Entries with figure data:
>> begin

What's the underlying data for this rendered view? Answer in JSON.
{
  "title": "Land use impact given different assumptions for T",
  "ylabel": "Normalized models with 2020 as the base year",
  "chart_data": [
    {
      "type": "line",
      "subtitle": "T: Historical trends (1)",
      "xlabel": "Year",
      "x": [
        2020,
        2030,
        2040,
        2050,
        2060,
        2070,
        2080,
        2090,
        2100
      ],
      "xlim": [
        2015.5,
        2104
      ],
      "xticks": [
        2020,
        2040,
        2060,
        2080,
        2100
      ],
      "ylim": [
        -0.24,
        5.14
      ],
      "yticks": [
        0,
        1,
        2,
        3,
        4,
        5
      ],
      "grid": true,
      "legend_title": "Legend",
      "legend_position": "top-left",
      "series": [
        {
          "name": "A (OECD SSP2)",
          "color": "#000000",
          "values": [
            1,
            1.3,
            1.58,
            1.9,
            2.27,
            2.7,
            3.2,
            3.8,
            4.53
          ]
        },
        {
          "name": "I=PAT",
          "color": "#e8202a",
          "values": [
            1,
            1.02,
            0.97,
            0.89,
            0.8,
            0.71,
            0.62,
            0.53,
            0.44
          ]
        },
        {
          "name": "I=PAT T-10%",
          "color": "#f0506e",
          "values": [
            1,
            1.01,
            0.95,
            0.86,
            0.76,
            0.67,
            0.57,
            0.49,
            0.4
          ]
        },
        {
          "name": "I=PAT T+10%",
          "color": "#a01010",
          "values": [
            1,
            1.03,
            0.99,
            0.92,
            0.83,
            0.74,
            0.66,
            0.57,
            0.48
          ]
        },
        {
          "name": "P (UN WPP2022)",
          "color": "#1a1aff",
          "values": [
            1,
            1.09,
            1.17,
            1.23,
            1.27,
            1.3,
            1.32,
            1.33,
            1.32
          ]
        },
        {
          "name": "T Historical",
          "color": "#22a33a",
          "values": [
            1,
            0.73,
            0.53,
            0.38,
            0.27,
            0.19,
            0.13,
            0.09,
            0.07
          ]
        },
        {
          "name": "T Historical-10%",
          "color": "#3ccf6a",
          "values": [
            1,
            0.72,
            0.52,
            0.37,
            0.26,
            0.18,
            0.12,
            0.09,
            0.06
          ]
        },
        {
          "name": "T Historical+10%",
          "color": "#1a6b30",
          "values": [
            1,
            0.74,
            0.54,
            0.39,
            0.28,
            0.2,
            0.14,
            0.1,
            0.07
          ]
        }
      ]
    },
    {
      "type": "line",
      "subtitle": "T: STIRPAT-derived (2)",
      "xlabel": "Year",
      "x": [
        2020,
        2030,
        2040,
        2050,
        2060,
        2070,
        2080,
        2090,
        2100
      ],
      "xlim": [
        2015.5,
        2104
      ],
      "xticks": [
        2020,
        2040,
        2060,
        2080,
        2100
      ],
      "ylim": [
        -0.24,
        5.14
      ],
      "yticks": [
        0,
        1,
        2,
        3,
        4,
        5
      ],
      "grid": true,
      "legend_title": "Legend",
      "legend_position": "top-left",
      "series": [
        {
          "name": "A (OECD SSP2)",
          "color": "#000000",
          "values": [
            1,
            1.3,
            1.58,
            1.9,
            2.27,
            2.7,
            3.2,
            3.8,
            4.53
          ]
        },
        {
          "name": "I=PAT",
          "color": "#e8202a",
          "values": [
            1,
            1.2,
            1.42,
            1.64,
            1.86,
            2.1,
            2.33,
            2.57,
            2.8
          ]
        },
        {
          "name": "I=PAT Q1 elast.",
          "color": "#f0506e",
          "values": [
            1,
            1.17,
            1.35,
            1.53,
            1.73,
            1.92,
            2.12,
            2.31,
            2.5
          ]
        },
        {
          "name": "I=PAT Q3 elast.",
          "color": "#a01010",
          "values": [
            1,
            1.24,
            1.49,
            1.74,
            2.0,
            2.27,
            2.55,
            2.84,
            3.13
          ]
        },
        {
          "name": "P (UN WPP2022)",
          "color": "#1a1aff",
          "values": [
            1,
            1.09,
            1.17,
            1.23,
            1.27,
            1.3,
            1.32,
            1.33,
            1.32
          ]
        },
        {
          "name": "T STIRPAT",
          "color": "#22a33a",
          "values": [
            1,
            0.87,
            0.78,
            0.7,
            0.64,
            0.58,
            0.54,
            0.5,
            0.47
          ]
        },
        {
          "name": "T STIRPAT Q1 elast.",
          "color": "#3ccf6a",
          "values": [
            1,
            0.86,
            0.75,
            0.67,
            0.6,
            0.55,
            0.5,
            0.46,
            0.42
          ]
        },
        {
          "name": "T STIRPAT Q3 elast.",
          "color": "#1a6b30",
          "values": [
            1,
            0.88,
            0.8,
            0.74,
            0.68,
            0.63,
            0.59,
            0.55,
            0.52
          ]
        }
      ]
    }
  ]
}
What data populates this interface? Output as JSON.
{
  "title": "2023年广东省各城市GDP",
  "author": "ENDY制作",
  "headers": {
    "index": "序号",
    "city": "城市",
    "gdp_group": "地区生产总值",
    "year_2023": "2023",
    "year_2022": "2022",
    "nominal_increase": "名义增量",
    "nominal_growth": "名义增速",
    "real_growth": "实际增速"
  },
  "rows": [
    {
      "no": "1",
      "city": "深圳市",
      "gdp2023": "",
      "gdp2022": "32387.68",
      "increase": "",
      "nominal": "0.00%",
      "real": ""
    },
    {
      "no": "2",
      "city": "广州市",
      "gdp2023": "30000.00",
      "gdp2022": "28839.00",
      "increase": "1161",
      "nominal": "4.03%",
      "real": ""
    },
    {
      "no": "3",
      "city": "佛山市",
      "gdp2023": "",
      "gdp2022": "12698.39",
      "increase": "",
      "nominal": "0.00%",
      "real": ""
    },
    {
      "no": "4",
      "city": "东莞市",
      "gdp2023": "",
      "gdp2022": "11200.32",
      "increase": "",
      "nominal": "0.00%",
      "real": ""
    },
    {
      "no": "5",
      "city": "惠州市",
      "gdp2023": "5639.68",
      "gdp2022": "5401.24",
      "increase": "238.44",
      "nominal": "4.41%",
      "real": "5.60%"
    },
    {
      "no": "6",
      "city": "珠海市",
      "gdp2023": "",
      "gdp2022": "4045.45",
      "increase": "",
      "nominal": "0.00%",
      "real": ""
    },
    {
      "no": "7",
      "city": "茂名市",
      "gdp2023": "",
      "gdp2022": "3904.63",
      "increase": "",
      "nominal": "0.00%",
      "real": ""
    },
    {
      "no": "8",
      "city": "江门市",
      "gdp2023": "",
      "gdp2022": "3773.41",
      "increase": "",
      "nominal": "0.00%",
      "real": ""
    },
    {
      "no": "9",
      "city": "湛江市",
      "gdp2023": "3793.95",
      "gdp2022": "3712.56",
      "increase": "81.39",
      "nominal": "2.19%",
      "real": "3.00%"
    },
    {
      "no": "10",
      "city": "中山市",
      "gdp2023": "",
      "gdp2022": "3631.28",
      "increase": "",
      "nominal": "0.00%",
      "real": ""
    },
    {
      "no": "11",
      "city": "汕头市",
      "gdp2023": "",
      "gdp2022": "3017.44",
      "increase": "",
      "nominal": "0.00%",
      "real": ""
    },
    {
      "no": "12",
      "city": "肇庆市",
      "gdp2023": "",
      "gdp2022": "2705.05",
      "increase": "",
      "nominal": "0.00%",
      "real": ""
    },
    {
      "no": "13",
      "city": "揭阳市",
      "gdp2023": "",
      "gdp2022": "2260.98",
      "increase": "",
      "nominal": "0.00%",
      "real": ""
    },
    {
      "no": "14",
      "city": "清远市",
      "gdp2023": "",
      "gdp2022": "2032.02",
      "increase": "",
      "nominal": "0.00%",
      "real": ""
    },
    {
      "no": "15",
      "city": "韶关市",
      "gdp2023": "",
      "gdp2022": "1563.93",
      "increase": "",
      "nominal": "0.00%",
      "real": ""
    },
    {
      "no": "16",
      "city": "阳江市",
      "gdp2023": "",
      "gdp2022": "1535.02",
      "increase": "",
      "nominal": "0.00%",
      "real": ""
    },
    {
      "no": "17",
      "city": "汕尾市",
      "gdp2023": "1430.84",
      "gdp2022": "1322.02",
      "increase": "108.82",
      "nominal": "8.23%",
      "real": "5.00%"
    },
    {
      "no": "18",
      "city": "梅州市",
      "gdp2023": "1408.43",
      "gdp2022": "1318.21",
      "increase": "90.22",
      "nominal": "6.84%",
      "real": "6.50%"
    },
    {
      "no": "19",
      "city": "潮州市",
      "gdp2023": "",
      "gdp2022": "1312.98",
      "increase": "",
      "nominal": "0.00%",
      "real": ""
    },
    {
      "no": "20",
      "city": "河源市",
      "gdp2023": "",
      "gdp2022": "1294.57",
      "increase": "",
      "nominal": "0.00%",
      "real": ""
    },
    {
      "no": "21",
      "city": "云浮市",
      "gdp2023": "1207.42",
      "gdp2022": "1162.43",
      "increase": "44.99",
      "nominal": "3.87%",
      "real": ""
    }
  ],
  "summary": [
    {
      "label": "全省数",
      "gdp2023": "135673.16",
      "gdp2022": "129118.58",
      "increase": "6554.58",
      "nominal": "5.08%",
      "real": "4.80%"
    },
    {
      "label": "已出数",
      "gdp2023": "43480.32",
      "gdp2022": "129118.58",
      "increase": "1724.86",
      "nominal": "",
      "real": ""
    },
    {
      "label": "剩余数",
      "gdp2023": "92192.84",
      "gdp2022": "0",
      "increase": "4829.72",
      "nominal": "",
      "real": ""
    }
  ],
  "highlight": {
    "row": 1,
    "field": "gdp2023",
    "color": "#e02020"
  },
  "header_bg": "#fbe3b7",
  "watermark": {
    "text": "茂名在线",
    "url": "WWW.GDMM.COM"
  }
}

>> end

* **DIRECTIONS FOR THIS TASK**: Using the listing above, show each line holding the string "What".

* **SOLUTION BELOW**:
What's the underlying data for this rendered view? Answer in JSON.
What data populates this interface? Output as JSON.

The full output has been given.